Required task:
Determine the number of lines that contain the word "использование", then state that number and nothing more.

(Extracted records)
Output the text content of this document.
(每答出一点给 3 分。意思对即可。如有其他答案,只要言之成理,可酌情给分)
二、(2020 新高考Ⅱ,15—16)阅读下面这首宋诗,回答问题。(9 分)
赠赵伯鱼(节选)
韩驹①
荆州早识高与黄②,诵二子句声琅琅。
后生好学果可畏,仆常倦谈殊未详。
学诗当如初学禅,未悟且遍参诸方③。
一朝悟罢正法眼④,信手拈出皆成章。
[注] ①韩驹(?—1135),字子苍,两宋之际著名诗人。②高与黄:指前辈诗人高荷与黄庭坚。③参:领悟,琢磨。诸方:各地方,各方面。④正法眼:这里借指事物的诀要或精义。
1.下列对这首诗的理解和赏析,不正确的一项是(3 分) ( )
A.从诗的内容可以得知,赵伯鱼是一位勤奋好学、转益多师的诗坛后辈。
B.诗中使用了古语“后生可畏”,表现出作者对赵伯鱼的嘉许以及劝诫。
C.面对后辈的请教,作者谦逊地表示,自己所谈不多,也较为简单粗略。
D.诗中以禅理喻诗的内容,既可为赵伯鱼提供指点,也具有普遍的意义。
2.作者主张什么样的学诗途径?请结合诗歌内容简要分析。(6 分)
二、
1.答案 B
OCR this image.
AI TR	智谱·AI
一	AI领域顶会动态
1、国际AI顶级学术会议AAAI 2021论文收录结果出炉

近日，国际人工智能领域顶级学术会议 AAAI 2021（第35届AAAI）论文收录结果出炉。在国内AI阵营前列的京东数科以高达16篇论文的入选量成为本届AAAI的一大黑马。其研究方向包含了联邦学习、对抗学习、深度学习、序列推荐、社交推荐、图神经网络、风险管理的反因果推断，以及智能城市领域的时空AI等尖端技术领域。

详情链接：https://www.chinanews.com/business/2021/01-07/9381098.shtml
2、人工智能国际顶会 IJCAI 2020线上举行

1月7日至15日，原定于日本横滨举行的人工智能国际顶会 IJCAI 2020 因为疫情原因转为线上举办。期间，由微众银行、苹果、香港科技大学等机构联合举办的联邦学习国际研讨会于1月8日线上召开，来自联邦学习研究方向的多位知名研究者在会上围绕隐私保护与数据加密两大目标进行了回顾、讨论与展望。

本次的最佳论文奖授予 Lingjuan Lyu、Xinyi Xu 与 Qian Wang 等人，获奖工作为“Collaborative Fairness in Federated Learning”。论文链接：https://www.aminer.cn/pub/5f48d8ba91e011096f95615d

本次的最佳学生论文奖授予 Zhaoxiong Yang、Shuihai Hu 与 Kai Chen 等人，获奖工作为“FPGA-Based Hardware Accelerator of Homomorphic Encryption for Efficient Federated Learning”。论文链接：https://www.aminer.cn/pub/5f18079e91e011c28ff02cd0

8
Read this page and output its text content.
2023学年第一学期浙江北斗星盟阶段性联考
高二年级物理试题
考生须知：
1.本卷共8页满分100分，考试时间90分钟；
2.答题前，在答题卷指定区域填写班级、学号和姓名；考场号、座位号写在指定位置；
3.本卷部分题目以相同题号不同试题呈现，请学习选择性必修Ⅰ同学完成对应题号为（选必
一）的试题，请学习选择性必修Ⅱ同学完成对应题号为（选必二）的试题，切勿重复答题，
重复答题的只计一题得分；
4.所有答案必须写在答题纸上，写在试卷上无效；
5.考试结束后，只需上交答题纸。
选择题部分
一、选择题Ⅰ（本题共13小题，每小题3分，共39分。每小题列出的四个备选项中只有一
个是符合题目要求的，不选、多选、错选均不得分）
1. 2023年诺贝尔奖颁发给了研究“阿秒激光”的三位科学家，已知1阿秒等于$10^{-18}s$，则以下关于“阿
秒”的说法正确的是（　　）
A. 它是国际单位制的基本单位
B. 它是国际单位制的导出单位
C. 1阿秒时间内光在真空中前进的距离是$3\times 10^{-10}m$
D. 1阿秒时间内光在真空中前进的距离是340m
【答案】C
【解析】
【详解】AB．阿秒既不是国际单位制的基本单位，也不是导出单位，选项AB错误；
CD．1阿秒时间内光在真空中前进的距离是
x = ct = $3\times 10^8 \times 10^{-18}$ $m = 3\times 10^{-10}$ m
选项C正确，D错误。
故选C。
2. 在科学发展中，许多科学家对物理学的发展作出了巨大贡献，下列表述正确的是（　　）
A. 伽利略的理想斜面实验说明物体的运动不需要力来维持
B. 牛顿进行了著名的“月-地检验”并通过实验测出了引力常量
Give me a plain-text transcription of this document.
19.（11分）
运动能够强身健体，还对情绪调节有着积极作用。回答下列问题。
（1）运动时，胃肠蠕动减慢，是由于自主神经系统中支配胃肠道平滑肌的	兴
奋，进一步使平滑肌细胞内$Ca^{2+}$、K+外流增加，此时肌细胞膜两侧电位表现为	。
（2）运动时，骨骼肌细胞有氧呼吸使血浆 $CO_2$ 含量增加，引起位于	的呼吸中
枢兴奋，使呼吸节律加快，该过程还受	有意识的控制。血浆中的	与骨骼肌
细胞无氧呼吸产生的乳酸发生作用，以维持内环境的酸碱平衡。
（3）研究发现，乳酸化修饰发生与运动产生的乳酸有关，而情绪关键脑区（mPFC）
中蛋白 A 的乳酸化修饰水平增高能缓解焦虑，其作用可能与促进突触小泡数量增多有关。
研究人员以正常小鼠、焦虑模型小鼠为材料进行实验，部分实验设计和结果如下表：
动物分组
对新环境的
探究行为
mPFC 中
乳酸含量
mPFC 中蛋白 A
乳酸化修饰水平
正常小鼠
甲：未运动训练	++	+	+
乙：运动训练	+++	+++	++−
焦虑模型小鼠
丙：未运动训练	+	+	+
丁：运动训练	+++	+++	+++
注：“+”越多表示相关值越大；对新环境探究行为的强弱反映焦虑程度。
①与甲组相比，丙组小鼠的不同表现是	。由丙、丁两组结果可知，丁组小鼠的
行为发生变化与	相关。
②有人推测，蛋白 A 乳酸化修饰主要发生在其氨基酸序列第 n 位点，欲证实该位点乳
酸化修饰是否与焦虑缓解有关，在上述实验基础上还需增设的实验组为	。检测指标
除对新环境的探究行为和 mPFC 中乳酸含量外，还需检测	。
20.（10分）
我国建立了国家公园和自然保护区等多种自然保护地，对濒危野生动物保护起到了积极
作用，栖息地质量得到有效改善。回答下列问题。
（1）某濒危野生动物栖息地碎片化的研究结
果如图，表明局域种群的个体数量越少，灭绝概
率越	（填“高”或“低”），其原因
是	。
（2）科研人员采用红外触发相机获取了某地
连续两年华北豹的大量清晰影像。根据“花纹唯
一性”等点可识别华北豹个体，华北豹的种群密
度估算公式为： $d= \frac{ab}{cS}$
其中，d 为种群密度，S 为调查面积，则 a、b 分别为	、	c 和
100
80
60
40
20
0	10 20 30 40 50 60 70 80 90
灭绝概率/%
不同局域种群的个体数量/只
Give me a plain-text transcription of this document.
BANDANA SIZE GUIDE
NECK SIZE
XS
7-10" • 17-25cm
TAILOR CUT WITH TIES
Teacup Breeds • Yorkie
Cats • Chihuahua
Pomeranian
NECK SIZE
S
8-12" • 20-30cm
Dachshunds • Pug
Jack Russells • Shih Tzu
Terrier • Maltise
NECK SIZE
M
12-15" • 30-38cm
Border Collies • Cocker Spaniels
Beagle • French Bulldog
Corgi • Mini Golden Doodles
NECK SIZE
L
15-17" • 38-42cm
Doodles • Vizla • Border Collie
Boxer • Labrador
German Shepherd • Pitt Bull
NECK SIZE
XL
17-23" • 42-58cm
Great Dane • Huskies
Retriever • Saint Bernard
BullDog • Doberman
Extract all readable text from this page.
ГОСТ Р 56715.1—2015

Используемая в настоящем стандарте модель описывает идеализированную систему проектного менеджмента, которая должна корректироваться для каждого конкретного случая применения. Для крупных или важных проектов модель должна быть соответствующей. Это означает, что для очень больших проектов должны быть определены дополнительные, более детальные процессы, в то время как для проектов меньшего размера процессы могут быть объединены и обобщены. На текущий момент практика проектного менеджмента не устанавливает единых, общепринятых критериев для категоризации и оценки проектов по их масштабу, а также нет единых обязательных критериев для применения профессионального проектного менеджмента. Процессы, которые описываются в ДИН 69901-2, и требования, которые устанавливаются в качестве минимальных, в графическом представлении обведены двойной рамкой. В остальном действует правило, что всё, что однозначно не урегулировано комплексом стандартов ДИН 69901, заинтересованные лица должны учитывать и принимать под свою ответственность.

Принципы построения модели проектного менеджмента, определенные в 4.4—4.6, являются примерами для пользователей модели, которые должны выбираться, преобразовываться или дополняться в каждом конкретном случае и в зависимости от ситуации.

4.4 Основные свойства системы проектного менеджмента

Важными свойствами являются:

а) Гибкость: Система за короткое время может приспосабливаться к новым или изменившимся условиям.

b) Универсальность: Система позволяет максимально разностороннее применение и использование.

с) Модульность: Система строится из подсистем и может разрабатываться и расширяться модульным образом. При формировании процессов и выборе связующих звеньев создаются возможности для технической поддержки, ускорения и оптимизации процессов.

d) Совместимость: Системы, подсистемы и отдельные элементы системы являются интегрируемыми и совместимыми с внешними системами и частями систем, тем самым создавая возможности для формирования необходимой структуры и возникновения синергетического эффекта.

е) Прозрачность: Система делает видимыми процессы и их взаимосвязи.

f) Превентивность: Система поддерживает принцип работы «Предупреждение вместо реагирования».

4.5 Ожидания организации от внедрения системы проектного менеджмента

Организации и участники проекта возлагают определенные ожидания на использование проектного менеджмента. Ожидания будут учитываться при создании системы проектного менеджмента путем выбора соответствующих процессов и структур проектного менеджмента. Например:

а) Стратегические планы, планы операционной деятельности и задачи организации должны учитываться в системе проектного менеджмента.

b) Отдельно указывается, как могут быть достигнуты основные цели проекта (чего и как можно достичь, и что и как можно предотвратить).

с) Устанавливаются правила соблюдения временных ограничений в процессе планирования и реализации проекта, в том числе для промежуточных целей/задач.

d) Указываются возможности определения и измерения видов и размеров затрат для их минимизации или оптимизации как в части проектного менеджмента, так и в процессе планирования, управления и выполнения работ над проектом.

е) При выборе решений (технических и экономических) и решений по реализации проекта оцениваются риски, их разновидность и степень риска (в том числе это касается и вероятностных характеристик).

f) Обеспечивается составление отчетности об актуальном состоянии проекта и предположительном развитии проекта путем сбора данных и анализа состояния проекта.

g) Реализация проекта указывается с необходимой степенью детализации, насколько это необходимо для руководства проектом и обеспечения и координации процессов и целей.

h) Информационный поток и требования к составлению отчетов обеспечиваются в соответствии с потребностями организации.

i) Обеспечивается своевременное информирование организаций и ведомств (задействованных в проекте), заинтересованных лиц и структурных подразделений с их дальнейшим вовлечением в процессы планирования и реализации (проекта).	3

The response:
2